>> START Data rows
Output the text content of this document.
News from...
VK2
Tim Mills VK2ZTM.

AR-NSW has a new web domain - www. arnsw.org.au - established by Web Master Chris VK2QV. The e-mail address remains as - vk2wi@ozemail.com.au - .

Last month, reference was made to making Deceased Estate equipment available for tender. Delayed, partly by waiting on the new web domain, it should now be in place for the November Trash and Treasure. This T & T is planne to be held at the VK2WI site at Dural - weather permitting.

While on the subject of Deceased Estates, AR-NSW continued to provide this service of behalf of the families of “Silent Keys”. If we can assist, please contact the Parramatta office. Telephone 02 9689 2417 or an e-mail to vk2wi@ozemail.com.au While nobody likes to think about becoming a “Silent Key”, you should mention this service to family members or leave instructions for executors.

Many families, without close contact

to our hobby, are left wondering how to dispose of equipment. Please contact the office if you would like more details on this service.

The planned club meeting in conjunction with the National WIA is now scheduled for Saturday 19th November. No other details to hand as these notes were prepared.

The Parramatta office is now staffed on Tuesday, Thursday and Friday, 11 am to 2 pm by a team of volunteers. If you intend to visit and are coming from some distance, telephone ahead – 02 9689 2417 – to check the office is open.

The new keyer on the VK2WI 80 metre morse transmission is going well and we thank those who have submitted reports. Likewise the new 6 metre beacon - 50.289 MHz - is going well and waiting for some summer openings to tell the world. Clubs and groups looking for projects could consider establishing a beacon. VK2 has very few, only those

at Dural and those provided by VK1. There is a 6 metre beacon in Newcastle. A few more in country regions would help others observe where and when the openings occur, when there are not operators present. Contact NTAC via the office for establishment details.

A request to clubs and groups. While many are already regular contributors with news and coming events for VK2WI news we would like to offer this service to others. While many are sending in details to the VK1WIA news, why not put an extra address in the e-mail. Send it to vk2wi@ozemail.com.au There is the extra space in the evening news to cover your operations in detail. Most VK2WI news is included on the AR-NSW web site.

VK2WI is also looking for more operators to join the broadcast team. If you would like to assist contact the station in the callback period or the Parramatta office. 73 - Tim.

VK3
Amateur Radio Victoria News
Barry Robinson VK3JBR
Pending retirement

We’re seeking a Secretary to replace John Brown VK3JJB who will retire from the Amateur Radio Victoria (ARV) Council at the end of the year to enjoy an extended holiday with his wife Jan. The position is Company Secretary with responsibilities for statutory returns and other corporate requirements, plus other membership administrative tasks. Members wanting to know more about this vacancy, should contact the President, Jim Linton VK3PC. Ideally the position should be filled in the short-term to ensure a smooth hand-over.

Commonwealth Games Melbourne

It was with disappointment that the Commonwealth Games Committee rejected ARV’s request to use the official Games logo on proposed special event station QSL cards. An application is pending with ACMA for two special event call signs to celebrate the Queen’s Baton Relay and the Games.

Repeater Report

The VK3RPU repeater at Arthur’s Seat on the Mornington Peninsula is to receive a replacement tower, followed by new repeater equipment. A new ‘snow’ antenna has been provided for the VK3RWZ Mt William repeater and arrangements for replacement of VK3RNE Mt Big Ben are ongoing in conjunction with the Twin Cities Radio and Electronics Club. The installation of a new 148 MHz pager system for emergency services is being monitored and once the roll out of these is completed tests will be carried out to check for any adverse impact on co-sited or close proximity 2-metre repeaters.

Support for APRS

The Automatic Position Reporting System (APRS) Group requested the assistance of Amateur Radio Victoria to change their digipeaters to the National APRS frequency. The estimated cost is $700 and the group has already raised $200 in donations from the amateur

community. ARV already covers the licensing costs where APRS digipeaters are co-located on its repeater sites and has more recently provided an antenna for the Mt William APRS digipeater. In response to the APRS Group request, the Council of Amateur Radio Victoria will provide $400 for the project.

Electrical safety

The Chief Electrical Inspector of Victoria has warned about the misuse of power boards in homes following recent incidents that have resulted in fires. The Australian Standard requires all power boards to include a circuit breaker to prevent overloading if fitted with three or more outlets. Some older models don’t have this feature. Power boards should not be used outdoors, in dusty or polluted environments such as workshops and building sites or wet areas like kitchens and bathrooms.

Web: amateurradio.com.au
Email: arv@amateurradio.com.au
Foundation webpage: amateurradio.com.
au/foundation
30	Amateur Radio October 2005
>> END Data rows
> _What this task involves_: Repeat each entry word for word.

> _Full answer_:
Output the text content of this document.
News from...
VK2
Tim Mills VK2ZTM.

AR-NSW has a new web domain - www. arnsw.org.au - established by Web Master Chris VK2QV. The e-mail address remains as - vk2wi@ozemail.com.au - .

Last month, reference was made to making Deceased Estate equipment available for tender. Delayed, partly by waiting on the new web domain, it should now be in place for the November Trash and Treasure. This T & T is planne to be held at the VK2WI site at Dural - weather permitting.

While on the subject of Deceased Estates, AR-NSW continued to provide this service of behalf of the families of “Silent Keys”. If we can assist, please contact the Parramatta office. Telephone 02 9689 2417 or an e-mail to vk2wi@ozemail.com.au While nobody likes to think about becoming a “Silent Key”, you should mention this service to family members or leave instructions for executors.

Many families, without close contact

to our hobby, are left wondering how to dispose of equipment. Please contact the office if you would like more details on this service.

The planned club meeting in conjunction with the National WIA is now scheduled for Saturday 19th November. No other details to hand as these notes were prepared.

The Parramatta office is now staffed on Tuesday, Thursday and Friday, 11 am to 2 pm by a team of volunteers. If you intend to visit and are coming from some distance, telephone ahead – 02 9689 2417 – to check the office is open.

The new keyer on the VK2WI 80 metre morse transmission is going well and we thank those who have submitted reports. Likewise the new 6 metre beacon - 50.289 MHz - is going well and waiting for some summer openings to tell the world. Clubs and groups looking for projects could consider establishing a beacon. VK2 has very few, only those

at Dural and those provided by VK1. There is a 6 metre beacon in Newcastle. A few more in country regions would help others observe where and when the openings occur, when there are not operators present. Contact NTAC via the office for establishment details.

A request to clubs and groups. While many are already regular contributors with news and coming events for VK2WI news we would like to offer this service to others. While many are sending in details to the VK1WIA news, why not put an extra address in the e-mail. Send it to vk2wi@ozemail.com.au There is the extra space in the evening news to cover your operations in detail. Most VK2WI news is included on the AR-NSW web site.

VK2WI is also looking for more operators to join the broadcast team. If you would like to assist contact the station in the callback period or the Parramatta office. 73 - Tim.

VK3
Amateur Radio Victoria News
Barry Robinson VK3JBR
Pending retirement

We’re seeking a Secretary to replace John Brown VK3JJB who will retire from the Amateur Radio Victoria (ARV) Council at the end of the year to enjoy an extended holiday with his wife Jan. The position is Company Secretary with responsibilities for statutory returns and other corporate requirements, plus other membership administrative tasks. Members wanting to know more about this vacancy, should contact the President, Jim Linton VK3PC. Ideally the position should be filled in the short-term to ensure a smooth hand-over.

Commonwealth Games Melbourne

It was with disappointment that the Commonwealth Games Committee rejected ARV’s request to use the official Games logo on proposed special event station QSL cards. An application is pending with ACMA for two special event call signs to celebrate the Queen’s Baton Relay and the Games.

Repeater Report

The VK3RPU repeater at Arthur’s Seat on the Mornington Peninsula is to receive a replacement tower, followed by new repeater equipment. A new ‘snow’ antenna has been provided for the VK3RWZ Mt William repeater and arrangements for replacement of VK3RNE Mt Big Ben are ongoing in conjunction with the Twin Cities Radio and Electronics Club. The installation of a new 148 MHz pager system for emergency services is being monitored and once the roll out of these is completed tests will be carried out to check for any adverse impact on co-sited or close proximity 2-metre repeaters.

Support for APRS

The Automatic Position Reporting System (APRS) Group requested the assistance of Amateur Radio Victoria to change their digipeaters to the National APRS frequency. The estimated cost is $700 and the group has already raised $200 in donations from the amateur

community. ARV already covers the licensing costs where APRS digipeaters are co-located on its repeater sites and has more recently provided an antenna for the Mt William APRS digipeater. In response to the APRS Group request, the Council of Amateur Radio Victoria will provide $400 for the project.

Electrical safety

The Chief Electrical Inspector of Victoria has warned about the misuse of power boards in homes following recent incidents that have resulted in fires. The Australian Standard requires all power boards to include a circuit breaker to prevent overloading if fitted with three or more outlets. Some older models don’t have this feature. Power boards should not be used outdoors, in dusty or polluted environments such as workshops and building sites or wet areas like kitchens and bathrooms.

Web: amateurradio.com.au
Email: arv@amateurradio.com.au
Foundation webpage: amateurradio.com.
au/foundation
30	Amateur Radio October 2005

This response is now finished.